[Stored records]
================================
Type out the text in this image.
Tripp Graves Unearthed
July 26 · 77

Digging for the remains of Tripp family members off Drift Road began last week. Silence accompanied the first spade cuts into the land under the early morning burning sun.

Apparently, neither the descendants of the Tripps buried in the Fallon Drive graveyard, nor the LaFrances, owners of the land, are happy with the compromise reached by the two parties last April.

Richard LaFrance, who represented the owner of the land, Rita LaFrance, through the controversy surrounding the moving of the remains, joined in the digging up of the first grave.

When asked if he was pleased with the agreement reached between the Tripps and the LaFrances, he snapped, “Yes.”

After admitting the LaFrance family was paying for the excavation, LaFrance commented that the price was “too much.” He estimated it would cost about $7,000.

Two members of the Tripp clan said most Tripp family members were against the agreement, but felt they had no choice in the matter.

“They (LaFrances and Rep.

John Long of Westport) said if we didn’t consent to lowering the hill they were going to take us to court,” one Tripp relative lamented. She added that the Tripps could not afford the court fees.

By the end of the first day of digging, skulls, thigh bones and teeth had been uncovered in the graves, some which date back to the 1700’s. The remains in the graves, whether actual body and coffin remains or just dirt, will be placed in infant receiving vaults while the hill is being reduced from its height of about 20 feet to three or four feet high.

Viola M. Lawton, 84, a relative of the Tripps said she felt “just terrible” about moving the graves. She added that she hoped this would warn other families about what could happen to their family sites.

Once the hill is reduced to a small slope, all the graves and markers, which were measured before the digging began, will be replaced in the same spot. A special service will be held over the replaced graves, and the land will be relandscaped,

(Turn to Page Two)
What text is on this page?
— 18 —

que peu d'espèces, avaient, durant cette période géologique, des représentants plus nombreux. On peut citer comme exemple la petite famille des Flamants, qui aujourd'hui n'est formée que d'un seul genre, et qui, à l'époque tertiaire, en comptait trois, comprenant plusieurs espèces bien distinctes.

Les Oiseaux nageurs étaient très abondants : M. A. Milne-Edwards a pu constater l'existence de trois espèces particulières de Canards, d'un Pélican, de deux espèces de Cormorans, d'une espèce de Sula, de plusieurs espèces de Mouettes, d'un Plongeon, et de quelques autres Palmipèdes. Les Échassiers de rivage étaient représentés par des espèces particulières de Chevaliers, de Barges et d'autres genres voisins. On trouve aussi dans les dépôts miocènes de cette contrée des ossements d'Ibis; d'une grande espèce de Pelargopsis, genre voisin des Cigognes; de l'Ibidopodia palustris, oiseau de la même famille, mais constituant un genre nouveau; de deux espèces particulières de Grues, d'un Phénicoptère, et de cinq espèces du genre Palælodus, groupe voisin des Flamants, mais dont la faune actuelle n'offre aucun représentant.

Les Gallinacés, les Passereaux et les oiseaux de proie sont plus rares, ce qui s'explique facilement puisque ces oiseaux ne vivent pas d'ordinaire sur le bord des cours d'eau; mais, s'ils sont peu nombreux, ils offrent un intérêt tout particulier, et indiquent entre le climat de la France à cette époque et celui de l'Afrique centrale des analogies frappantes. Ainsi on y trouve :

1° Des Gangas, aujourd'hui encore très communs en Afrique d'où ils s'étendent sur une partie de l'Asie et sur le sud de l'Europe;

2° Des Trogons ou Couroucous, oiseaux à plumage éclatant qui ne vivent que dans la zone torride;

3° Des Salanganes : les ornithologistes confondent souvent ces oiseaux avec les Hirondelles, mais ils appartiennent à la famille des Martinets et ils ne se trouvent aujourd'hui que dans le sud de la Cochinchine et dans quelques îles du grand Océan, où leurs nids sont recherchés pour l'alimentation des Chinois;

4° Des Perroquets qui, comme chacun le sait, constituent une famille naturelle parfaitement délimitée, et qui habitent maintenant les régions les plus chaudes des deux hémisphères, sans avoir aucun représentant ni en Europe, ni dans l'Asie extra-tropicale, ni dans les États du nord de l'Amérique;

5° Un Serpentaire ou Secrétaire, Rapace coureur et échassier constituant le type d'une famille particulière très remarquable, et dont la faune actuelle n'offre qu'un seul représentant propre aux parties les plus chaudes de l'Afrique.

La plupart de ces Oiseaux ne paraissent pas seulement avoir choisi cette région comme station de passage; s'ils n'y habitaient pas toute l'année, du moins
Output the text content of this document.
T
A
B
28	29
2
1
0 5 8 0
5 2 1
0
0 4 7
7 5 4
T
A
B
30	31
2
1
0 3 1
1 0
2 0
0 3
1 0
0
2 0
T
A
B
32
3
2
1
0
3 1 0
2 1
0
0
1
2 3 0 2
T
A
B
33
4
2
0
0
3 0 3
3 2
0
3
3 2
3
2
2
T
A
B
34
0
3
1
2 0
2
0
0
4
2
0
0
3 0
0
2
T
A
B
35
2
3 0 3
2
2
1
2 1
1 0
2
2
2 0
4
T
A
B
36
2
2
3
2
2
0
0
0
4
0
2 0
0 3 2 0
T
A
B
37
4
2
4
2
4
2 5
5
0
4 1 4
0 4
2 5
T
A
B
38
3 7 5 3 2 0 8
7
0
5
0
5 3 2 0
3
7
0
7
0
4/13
================================
> **INSTRUCTIONS FOR THE TASK**
Pick out each line that holds the string "began".

> **TASK OUTPUT**
Digging for the remains of Tripp family members off Drift Road began last week. Silence accompanied the first spade cuts into the land under the early morning burning sun.
Once the hill is reduced to a small slope, all the graves and markers, which were measured before the digging began, will be replaced in the same spot. A special service will be held over the replaced graves, and the land will be relandscaped,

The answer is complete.